Take every line that has the string "durante" and copy it out.

## START Extracted data

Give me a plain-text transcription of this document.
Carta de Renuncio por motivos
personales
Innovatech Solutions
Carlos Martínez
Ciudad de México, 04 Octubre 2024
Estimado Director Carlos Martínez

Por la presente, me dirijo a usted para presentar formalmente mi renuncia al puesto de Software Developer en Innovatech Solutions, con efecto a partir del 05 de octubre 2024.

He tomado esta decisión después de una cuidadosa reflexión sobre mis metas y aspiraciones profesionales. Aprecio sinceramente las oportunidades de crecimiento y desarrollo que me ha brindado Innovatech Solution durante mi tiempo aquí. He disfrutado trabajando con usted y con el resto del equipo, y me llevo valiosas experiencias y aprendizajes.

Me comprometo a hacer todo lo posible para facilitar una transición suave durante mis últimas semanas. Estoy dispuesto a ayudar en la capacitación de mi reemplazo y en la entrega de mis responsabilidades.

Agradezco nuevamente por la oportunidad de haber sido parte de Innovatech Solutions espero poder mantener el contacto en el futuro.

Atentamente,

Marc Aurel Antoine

## END Extracted data
## START Extracted data

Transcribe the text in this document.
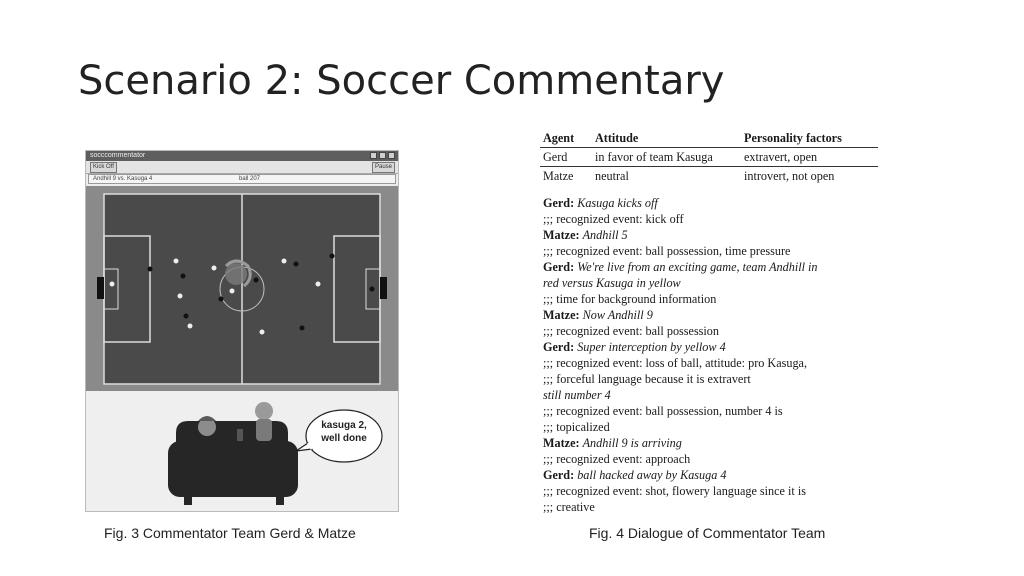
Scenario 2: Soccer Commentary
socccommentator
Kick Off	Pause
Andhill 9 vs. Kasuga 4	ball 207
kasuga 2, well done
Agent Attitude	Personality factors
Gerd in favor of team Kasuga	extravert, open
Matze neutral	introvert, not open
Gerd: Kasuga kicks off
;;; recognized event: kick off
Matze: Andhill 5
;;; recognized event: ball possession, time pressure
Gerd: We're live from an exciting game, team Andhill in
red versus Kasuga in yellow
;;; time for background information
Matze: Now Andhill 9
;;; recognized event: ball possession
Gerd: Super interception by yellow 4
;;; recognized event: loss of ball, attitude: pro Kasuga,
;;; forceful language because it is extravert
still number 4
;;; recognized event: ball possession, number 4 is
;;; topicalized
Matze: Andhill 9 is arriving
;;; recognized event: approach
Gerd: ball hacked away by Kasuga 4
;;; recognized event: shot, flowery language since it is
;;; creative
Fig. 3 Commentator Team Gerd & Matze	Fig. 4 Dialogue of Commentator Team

## END Extracted data
## START Extracted data

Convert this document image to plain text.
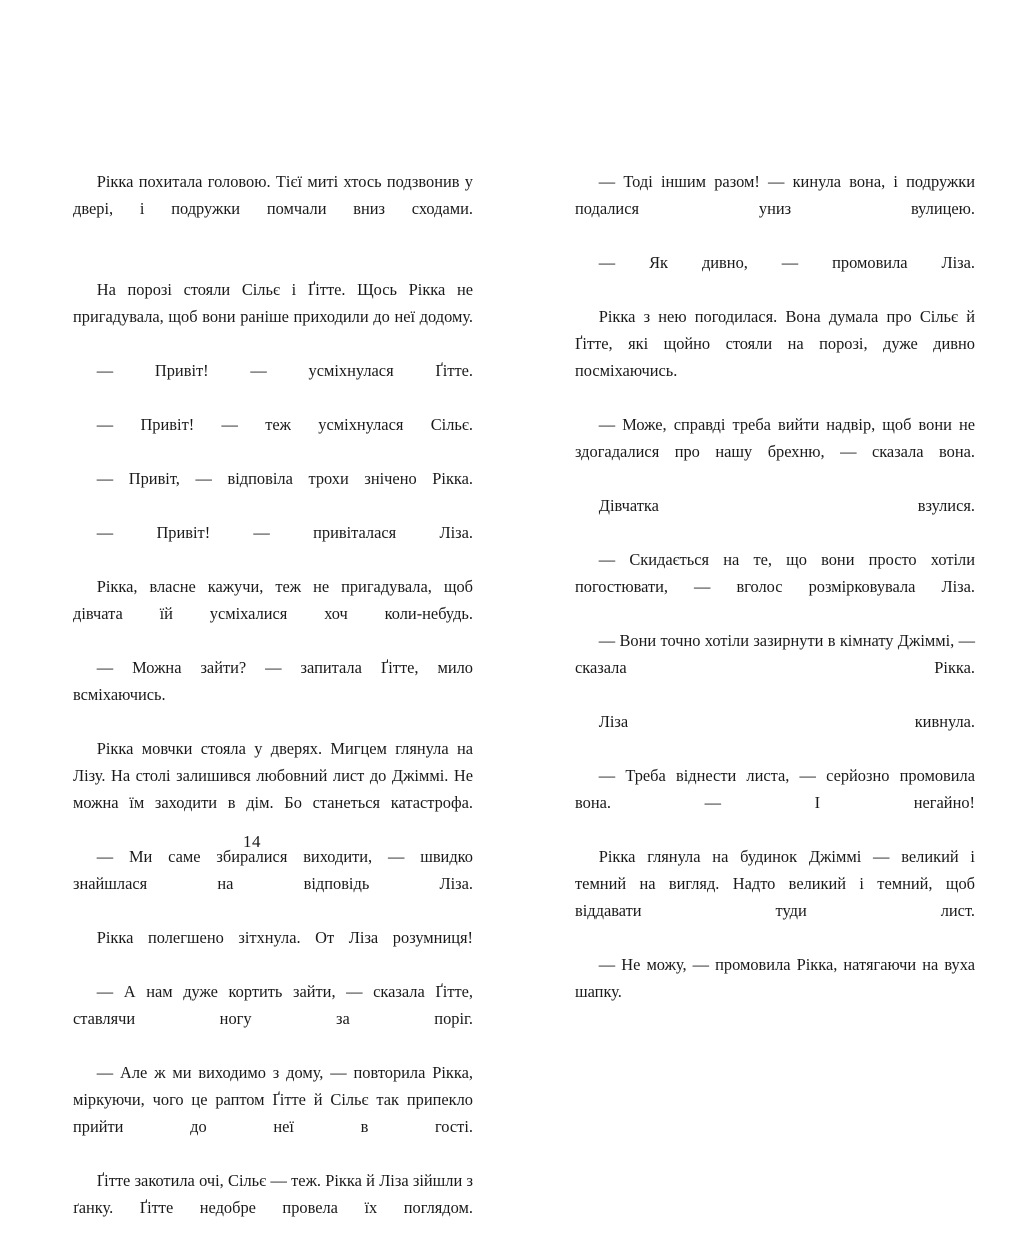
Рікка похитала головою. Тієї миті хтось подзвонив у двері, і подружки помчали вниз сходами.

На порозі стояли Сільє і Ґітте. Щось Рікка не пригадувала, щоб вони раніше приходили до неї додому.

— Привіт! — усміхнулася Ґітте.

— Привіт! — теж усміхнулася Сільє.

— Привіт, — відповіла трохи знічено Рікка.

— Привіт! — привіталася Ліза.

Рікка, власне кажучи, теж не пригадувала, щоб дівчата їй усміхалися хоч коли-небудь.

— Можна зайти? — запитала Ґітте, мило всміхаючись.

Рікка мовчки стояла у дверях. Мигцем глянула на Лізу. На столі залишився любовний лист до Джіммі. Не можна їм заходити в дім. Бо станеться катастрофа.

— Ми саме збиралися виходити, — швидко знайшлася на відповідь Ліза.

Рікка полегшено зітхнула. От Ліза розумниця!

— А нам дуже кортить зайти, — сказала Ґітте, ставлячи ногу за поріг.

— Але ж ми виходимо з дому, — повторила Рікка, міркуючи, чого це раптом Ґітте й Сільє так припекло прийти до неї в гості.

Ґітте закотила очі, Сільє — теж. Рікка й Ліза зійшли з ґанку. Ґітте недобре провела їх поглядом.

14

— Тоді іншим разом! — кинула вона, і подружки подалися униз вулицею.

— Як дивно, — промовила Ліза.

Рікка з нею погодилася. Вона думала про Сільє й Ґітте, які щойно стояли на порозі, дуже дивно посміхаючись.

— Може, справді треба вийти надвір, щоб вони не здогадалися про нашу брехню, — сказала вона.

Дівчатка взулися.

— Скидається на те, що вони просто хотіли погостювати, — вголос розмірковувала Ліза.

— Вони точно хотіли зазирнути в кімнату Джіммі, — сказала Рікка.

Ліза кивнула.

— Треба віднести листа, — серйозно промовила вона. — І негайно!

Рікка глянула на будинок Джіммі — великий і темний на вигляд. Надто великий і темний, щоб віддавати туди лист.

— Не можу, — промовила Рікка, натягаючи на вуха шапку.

## END Extracted data

* Result below
He tomado esta decisión después de una cuidadosa reflexión sobre mis metas y aspiraciones profesionales. Aprecio sinceramente las oportunidades de crecimiento y desarrollo que me ha brindado Innovatech Solution durante mi tiempo aquí. He disfrutado trabajando con usted y con el resto del equipo, y me llevo valiosas experiencias y aprendizajes.
Me comprometo a hacer todo lo posible para facilitar una transición suave durante mis últimas semanas. Estoy dispuesto a ayudar en la capacitación de mi reemplazo y en la entrega de mis responsabilidades.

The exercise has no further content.